The records:
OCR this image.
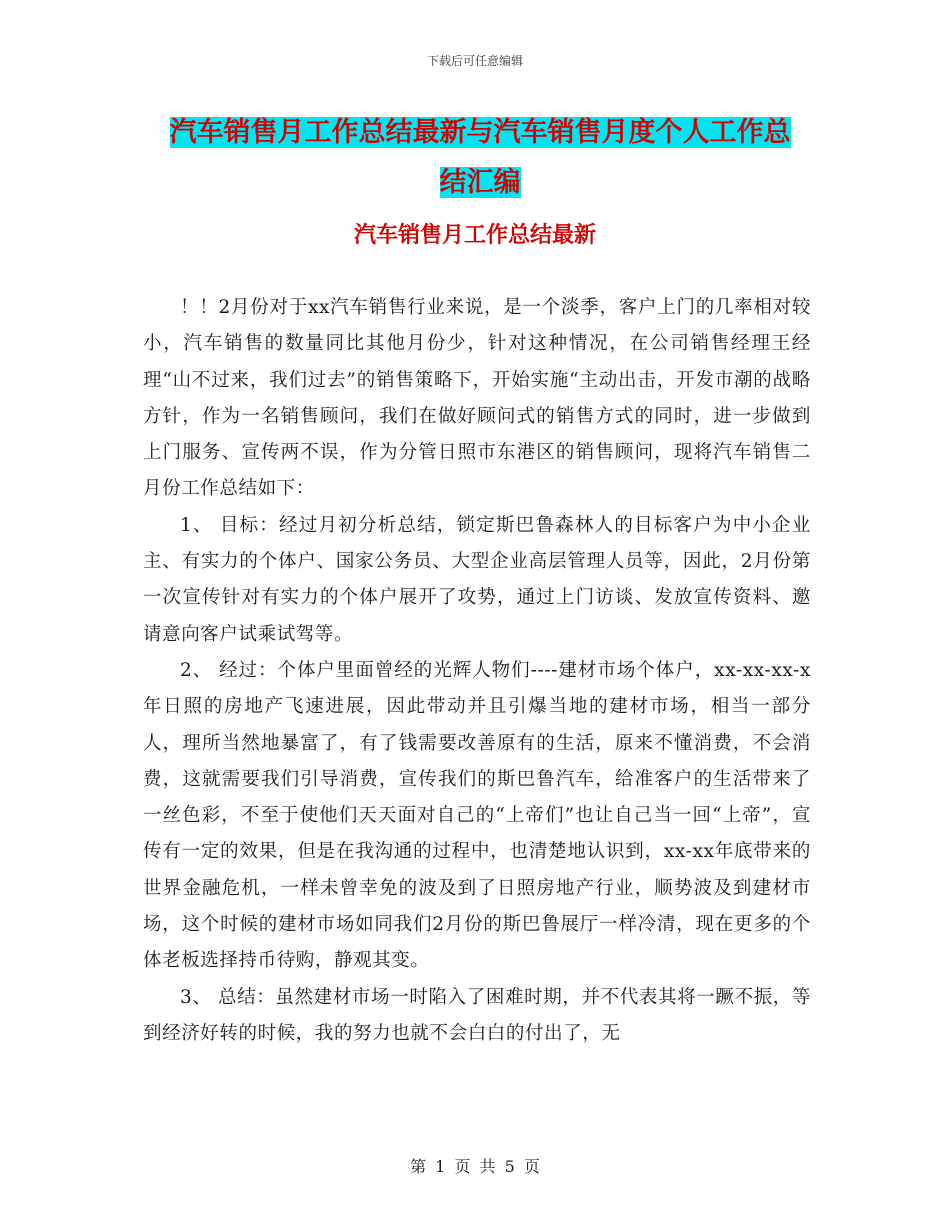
下载后可任意编辑
汽车销售月工作总结最新与汽车销售月度个人工作总
结汇编
汽车销售月工作总结最新

！！2月份对于xx汽车销售行业来说，是一个淡季，客户上门的几率相对较小，汽车销售的数量同比其他月份少，针对这种情况，在公司销售经理王经理“山不过来，我们过去”的销售策略下，开始实施“主动出击，开发市潮的战略方针，作为一名销售顾问，我们在做好顾问式的销售方式的同时，进一步做到上门服务、宣传两不误，作为分管日照市东港区的销售顾问，现将汽车销售二月份工作总结如下：

1、 目标：经过月初分析总结，锁定斯巴鲁森林人的目标客户为中小企业主、有实力的个体户、国家公务员、大型企业高层管理人员等，因此，2月份第一次宣传针对有实力的个体户展开了攻势，通过上门访谈、发放宣传资料、邀请意向客户试乘试驾等。

2、 经过：个体户里面曾经的光辉人物们----建材市场个体户，xx-xx-xx-x年日照的房地产飞速进展，因此带动并且引爆当地的建材市场，相当一部分人，理所当然地暴富了，有了钱需要改善原有的生活，原来不懂消费，不会消费，这就需要我们引导消费，宣传我们的斯巴鲁汽车，给准客户的生活带来了一丝色彩，不至于使他们天天面对自己的“上帝们”也让自己当一回“上帝”，宣传有一定的效果，但是在我沟通的过程中，也清楚地认识到，xx-xx年底带来的世界金融危机，一样未曾幸免的波及到了日照房地产行业，顺势波及到建材市场，这个时候的建材市场如同我们2月份的斯巴鲁展厅一样冷清，现在更多的个体老板选择持币待购，静观其变。

3、 总结：虽然建材市场一时陷入了困难时期，并不代表其将一蹶不振，等到经济好转的时候，我的努力也就不会白白的付出了，无

第 1 页 共 5 页
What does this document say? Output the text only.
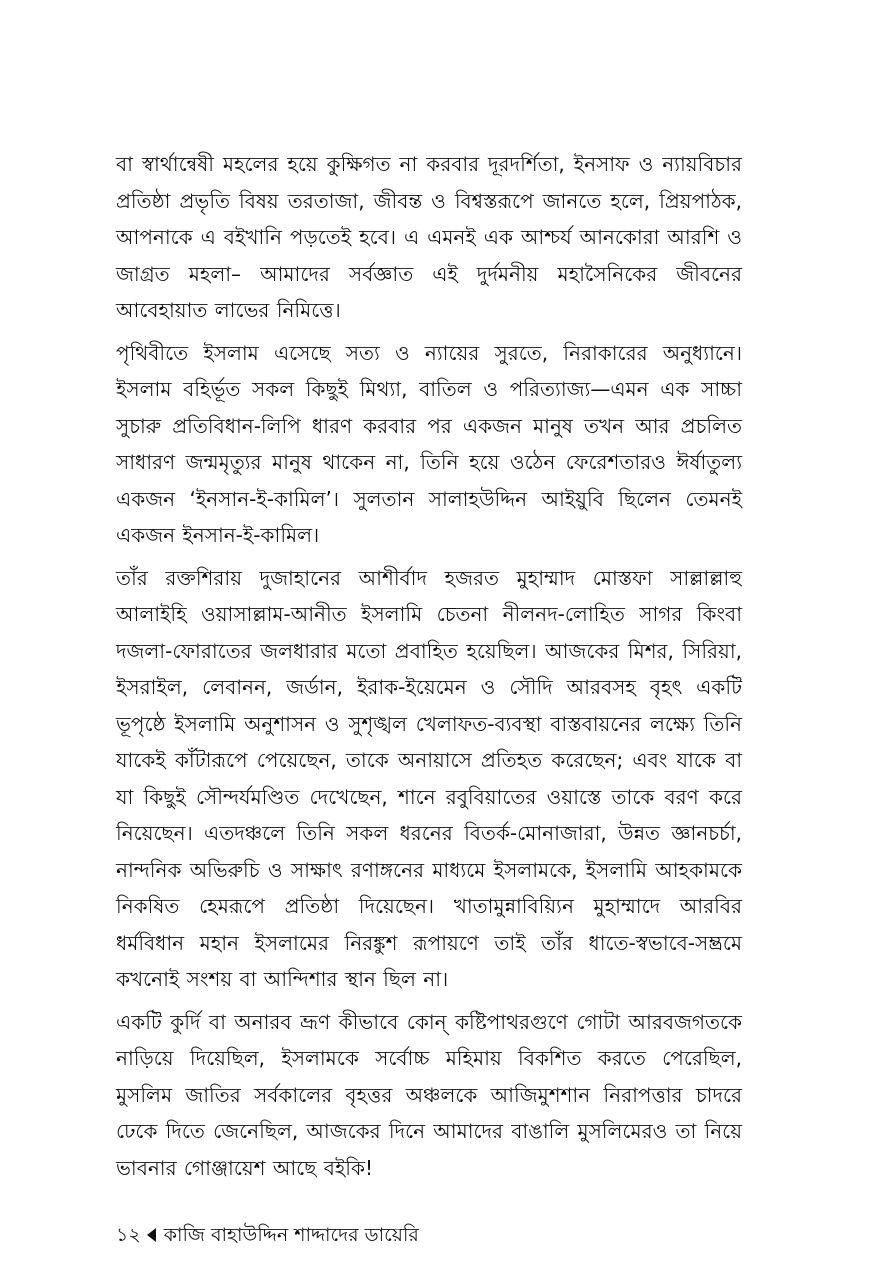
বা স্বার্থান্বেষী মহলের হয়ে কুক্ষিগত না করবার দূরদর্শিতা, ইনসাফ ও ন্যায়বিচার প্রতিষ্ঠা প্রভৃতি বিষয় তরতাজা, জীবন্ত ও বিশ্বস্তরূপে জানতে হলে, প্রিয়পাঠক, আপনাকে এ বইখানি পড়তেই হবে। এ এমনই এক আশ্চর্য আনকোরা আরশি ও জাগ্রত মহলা– আমাদের সর্বজ্ঞাত এই দুর্দমনীয় মহাসৈনিকের জীবনের আবেহায়াত লাভের নিমিত্তে।

পৃথিবীতে ইসলাম এসেছে সত্য ও ন্যায়ের সুরতে, নিরাকারের অনুধ্যানে। ইসলাম বহির্ভূত সকল কিছুই মিথ্যা, বাতিল ও পরিত্যাজ্য—এমন এক সাচ্চা সুচারু প্রতিবিধান-লিপি ধারণ করবার পর একজন মানুষ তখন আর প্রচলিত সাধারণ জন্মমৃত্যুর মানুষ থাকেন না, তিনি হয়ে ওঠেন ফেরেশতারও ঈর্ষাতুল্য একজন ‘ইনসান-ই-কামিল’। সুলতান সালাহউদ্দিন আইয়ুবি ছিলেন তেমনই একজন ইনসান-ই-কামিল।

তাঁর রক্তশিরায় দুজাহানের আশীর্বাদ হজরত মুহাম্মাদ মোস্তফা সাল্লাল্লাহু আলাইহি ওয়াসাল্লাম-আনীত ইসলামি চেতনা নীলনদ-লোহিত সাগর কিংবা দজলা-ফোরাতের জলধারার মতো প্রবাহিত হয়েছিল। আজকের মিশর, সিরিয়া, ইসরাইল, লেবানন, জর্ডান, ইরাক-ইয়েমেন ও সৌদি আরবসহ বৃহৎ একটি ভূপৃষ্ঠে ইসলামি অনুশাসন ও সুশৃঙ্খল খেলাফত-ব্যবস্থা বাস্তবায়নের লক্ষ্যে তিনি যাকেই কাঁটারূপে পেয়েছেন, তাকে অনায়াসে প্রতিহত করেছেন; এবং যাকে বা যা কিছুই সৌন্দর্যমণ্ডিত দেখেছেন, শানে রবুবিয়াতের ওয়াস্তে তাকে বরণ করে নিয়েছেন। এতদঞ্চলে তিনি সকল ধরনের বিতর্ক-মোনাজারা, উন্নত জ্ঞানচর্চা, নান্দনিক অভিরুচি ও সাক্ষাৎ রণাঙ্গনের মাধ্যমে ইসলামকে, ইসলামি আহকামকে নিকষিত হেমরূপে প্রতিষ্ঠা দিয়েছেন। খাতামুন্নাবিয়্যিন মুহাম্মাদে আরবির ধর্মবিধান মহান ইসলামের নিরঙ্কুশ রূপায়ণে তাই তাঁর ধাতে-স্বভাবে-সম্ভ্রমে কখনোই সংশয় বা আন্দিশার স্থান ছিল না।

একটি কুর্দি বা অনারব ভ্রূণ কীভাবে কোন্ কষ্টিপাথরগুণে গোটা আরবজগতকে নাড়িয়ে দিয়েছিল, ইসলামকে সর্বোচ্চ মহিমায় বিকশিত করতে পেরেছিল, মুসলিম জাতির সর্বকালের বৃহত্তর অঞ্চলকে আজিমুশশান নিরাপত্তার চাদরে ঢেকে দিতে জেনেছিল, আজকের দিনে আমাদের বাঙালি মুসলিমেরও তা নিয়ে ভাবনার গোঞ্জায়েশ আছে বইকি!

১২ কাজি বাহাউদ্দিন শাদ্দাদের ডায়েরি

Task details: Without the pictures, write out the whole listing above exactly as it appears.

Output of the exercise:
OCR this image.
下载后可任意编辑
汽车销售月工作总结最新与汽车销售月度个人工作总
结汇编
汽车销售月工作总结最新

！！2月份对于xx汽车销售行业来说，是一个淡季，客户上门的几率相对较小，汽车销售的数量同比其他月份少，针对这种情况，在公司销售经理王经理“山不过来，我们过去”的销售策略下，开始实施“主动出击，开发市潮的战略方针，作为一名销售顾问，我们在做好顾问式的销售方式的同时，进一步做到上门服务、宣传两不误，作为分管日照市东港区的销售顾问，现将汽车销售二月份工作总结如下：

1、 目标：经过月初分析总结，锁定斯巴鲁森林人的目标客户为中小企业主、有实力的个体户、国家公务员、大型企业高层管理人员等，因此，2月份第一次宣传针对有实力的个体户展开了攻势，通过上门访谈、发放宣传资料、邀请意向客户试乘试驾等。

2、 经过：个体户里面曾经的光辉人物们----建材市场个体户，xx-xx-xx-x年日照的房地产飞速进展，因此带动并且引爆当地的建材市场，相当一部分人，理所当然地暴富了，有了钱需要改善原有的生活，原来不懂消费，不会消费，这就需要我们引导消费，宣传我们的斯巴鲁汽车，给准客户的生活带来了一丝色彩，不至于使他们天天面对自己的“上帝们”也让自己当一回“上帝”，宣传有一定的效果，但是在我沟通的过程中，也清楚地认识到，xx-xx年底带来的世界金融危机，一样未曾幸免的波及到了日照房地产行业，顺势波及到建材市场，这个时候的建材市场如同我们2月份的斯巴鲁展厅一样冷清，现在更多的个体老板选择持币待购，静观其变。

3、 总结：虽然建材市场一时陷入了困难时期，并不代表其将一蹶不振，等到经济好转的时候，我的努力也就不会白白的付出了，无

第 1 页 共 5 页
What does this document say? Output the text only.
বা স্বার্থান্বেষী মহলের হয়ে কুক্ষিগত না করবার দূরদর্শিতা, ইনসাফ ও ন্যায়বিচার প্রতিষ্ঠা প্রভৃতি বিষয় তরতাজা, জীবন্ত ও বিশ্বস্তরূপে জানতে হলে, প্রিয়পাঠক, আপনাকে এ বইখানি পড়তেই হবে। এ এমনই এক আশ্চর্য আনকোরা আরশি ও জাগ্রত মহলা– আমাদের সর্বজ্ঞাত এই দুর্দমনীয় মহাসৈনিকের জীবনের আবেহায়াত লাভের নিমিত্তে।

পৃথিবীতে ইসলাম এসেছে সত্য ও ন্যায়ের সুরতে, নিরাকারের অনুধ্যানে। ইসলাম বহির্ভূত সকল কিছুই মিথ্যা, বাতিল ও পরিত্যাজ্য—এমন এক সাচ্চা সুচারু প্রতিবিধান-লিপি ধারণ করবার পর একজন মানুষ তখন আর প্রচলিত সাধারণ জন্মমৃত্যুর মানুষ থাকেন না, তিনি হয়ে ওঠেন ফেরেশতারও ঈর্ষাতুল্য একজন ‘ইনসান-ই-কামিল’। সুলতান সালাহউদ্দিন আইয়ুবি ছিলেন তেমনই একজন ইনসান-ই-কামিল।

তাঁর রক্তশিরায় দুজাহানের আশীর্বাদ হজরত মুহাম্মাদ মোস্তফা সাল্লাল্লাহু আলাইহি ওয়াসাল্লাম-আনীত ইসলামি চেতনা নীলনদ-লোহিত সাগর কিংবা দজলা-ফোরাতের জলধারার মতো প্রবাহিত হয়েছিল। আজকের মিশর, সিরিয়া, ইসরাইল, লেবানন, জর্ডান, ইরাক-ইয়েমেন ও সৌদি আরবসহ বৃহৎ একটি ভূপৃষ্ঠে ইসলামি অনুশাসন ও সুশৃঙ্খল খেলাফত-ব্যবস্থা বাস্তবায়নের লক্ষ্যে তিনি যাকেই কাঁটারূপে পেয়েছেন, তাকে অনায়াসে প্রতিহত করেছেন; এবং যাকে বা যা কিছুই সৌন্দর্যমণ্ডিত দেখেছেন, শানে রবুবিয়াতের ওয়াস্তে তাকে বরণ করে নিয়েছেন। এতদঞ্চলে তিনি সকল ধরনের বিতর্ক-মোনাজারা, উন্নত জ্ঞানচর্চা, নান্দনিক অভিরুচি ও সাক্ষাৎ রণাঙ্গনের মাধ্যমে ইসলামকে, ইসলামি আহকামকে নিকষিত হেমরূপে প্রতিষ্ঠা দিয়েছেন। খাতামুন্নাবিয়্যিন মুহাম্মাদে আরবির ধর্মবিধান মহান ইসলামের নিরঙ্কুশ রূপায়ণে তাই তাঁর ধাতে-স্বভাবে-সম্ভ্রমে কখনোই সংশয় বা আন্দিশার স্থান ছিল না।

একটি কুর্দি বা অনারব ভ্রূণ কীভাবে কোন্ কষ্টিপাথরগুণে গোটা আরবজগতকে নাড়িয়ে দিয়েছিল, ইসলামকে সর্বোচ্চ মহিমায় বিকশিত করতে পেরেছিল, মুসলিম জাতির সর্বকালের বৃহত্তর অঞ্চলকে আজিমুশশান নিরাপত্তার চাদরে ঢেকে দিতে জেনেছিল, আজকের দিনে আমাদের বাঙালি মুসলিমেরও তা নিয়ে ভাবনার গোঞ্জায়েশ আছে বইকি!

১২ কাজি বাহাউদ্দিন শাদ্দাদের ডায়েরি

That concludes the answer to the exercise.